→ WHAT THIS TASK INVOLVES
Print the listing below exactly.

→ MATERIAL FOR THIS EXERCISE
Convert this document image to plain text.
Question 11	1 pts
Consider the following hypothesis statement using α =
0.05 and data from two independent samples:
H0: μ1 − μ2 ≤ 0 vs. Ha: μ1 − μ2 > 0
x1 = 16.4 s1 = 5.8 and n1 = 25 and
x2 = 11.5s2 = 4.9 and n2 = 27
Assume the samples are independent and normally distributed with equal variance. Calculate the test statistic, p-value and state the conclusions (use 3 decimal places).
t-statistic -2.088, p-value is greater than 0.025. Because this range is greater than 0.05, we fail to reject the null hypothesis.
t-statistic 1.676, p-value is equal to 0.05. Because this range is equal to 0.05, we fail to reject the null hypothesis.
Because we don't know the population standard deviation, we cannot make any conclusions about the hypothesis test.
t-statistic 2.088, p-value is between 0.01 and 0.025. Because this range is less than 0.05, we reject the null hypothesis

→ ANSWER TO THIS EXERCISE
Convert this document image to plain text.
Question 11	1 pts
Consider the following hypothesis statement using α =
0.05 and data from two independent samples:
H0: μ1 − μ2 ≤ 0 vs. Ha: μ1 − μ2 > 0
x1 = 16.4 s1 = 5.8 and n1 = 25 and
x2 = 11.5s2 = 4.9 and n2 = 27
Assume the samples are independent and normally distributed with equal variance. Calculate the test statistic, p-value and state the conclusions (use 3 decimal places).
t-statistic -2.088, p-value is greater than 0.025. Because this range is greater than 0.05, we fail to reject the null hypothesis.
t-statistic 1.676, p-value is equal to 0.05. Because this range is equal to 0.05, we fail to reject the null hypothesis.
Because we don't know the population standard deviation, we cannot make any conclusions about the hypothesis test.
t-statistic 2.088, p-value is between 0.01 and 0.025. Because this range is less than 0.05, we reject the null hypothesis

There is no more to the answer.